• [Given request]: Would you return all of this data exactly, leaving nothing out?

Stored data
======
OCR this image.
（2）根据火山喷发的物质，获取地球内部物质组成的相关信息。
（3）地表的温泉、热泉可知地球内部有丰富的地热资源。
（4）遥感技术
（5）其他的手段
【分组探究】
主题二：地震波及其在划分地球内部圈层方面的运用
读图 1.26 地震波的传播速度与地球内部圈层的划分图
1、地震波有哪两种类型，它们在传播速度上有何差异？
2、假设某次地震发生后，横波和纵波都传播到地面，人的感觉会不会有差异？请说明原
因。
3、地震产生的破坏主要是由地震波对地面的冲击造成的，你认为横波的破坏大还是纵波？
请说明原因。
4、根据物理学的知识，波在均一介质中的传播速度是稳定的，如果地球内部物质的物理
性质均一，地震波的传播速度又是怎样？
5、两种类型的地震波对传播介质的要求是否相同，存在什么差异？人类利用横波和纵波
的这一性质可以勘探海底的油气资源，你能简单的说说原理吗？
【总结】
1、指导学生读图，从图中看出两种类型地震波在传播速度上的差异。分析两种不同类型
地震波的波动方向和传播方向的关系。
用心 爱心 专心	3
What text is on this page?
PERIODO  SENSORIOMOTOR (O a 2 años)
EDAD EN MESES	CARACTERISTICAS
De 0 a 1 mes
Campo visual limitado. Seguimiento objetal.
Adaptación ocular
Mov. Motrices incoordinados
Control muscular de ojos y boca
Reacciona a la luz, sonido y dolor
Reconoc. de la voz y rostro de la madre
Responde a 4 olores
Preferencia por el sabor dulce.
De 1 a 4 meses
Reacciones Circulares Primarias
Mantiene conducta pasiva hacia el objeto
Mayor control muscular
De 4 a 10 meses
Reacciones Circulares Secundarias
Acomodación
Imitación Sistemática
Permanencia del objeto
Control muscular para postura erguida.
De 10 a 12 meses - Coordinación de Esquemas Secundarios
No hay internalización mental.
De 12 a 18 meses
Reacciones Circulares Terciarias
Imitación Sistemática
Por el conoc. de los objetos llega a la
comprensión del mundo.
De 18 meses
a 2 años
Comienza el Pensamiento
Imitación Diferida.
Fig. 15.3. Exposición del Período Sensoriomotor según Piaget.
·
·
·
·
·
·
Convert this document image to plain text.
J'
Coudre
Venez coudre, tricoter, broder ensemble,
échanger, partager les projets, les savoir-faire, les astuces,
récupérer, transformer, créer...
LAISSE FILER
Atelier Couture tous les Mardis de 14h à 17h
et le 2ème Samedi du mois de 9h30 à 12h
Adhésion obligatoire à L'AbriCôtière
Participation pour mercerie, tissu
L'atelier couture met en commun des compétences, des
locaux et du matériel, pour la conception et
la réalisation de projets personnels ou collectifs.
======
• [Result for this task]:
OCR this image.
（2）根据火山喷发的物质，获取地球内部物质组成的相关信息。
（3）地表的温泉、热泉可知地球内部有丰富的地热资源。
（4）遥感技术
（5）其他的手段
【分组探究】
主题二：地震波及其在划分地球内部圈层方面的运用
读图 1.26 地震波的传播速度与地球内部圈层的划分图
1、地震波有哪两种类型，它们在传播速度上有何差异？
2、假设某次地震发生后，横波和纵波都传播到地面，人的感觉会不会有差异？请说明原
因。
3、地震产生的破坏主要是由地震波对地面的冲击造成的，你认为横波的破坏大还是纵波？
请说明原因。
4、根据物理学的知识，波在均一介质中的传播速度是稳定的，如果地球内部物质的物理
性质均一，地震波的传播速度又是怎样？
5、两种类型的地震波对传播介质的要求是否相同，存在什么差异？人类利用横波和纵波
的这一性质可以勘探海底的油气资源，你能简单的说说原理吗？
【总结】
1、指导学生读图，从图中看出两种类型地震波在传播速度上的差异。分析两种不同类型
地震波的波动方向和传播方向的关系。
用心 爱心 专心	3
What text is on this page?
PERIODO  SENSORIOMOTOR (O a 2 años)
EDAD EN MESES	CARACTERISTICAS
De 0 a 1 mes
Campo visual limitado. Seguimiento objetal.
Adaptación ocular
Mov. Motrices incoordinados
Control muscular de ojos y boca
Reacciona a la luz, sonido y dolor
Reconoc. de la voz y rostro de la madre
Responde a 4 olores
Preferencia por el sabor dulce.
De 1 a 4 meses
Reacciones Circulares Primarias
Mantiene conducta pasiva hacia el objeto
Mayor control muscular
De 4 a 10 meses
Reacciones Circulares Secundarias
Acomodación
Imitación Sistemática
Permanencia del objeto
Control muscular para postura erguida.
De 10 a 12 meses - Coordinación de Esquemas Secundarios
No hay internalización mental.
De 12 a 18 meses
Reacciones Circulares Terciarias
Imitación Sistemática
Por el conoc. de los objetos llega a la
comprensión del mundo.
De 18 meses
a 2 años
Comienza el Pensamiento
Imitación Diferida.
Fig. 15.3. Exposición del Período Sensoriomotor según Piaget.
·
·
·
·
·
·
Convert this document image to plain text.
J'
Coudre
Venez coudre, tricoter, broder ensemble,
échanger, partager les projets, les savoir-faire, les astuces,
récupérer, transformer, créer...
LAISSE FILER
Atelier Couture tous les Mardis de 14h à 17h
et le 2ème Samedi du mois de 9h30 à 12h
Adhésion obligatoire à L'AbriCôtière
Participation pour mercerie, tissu
L'atelier couture met en commun des compétences, des
locaux et du matériel, pour la conception et
la réalisation de projets personnels ou collectifs.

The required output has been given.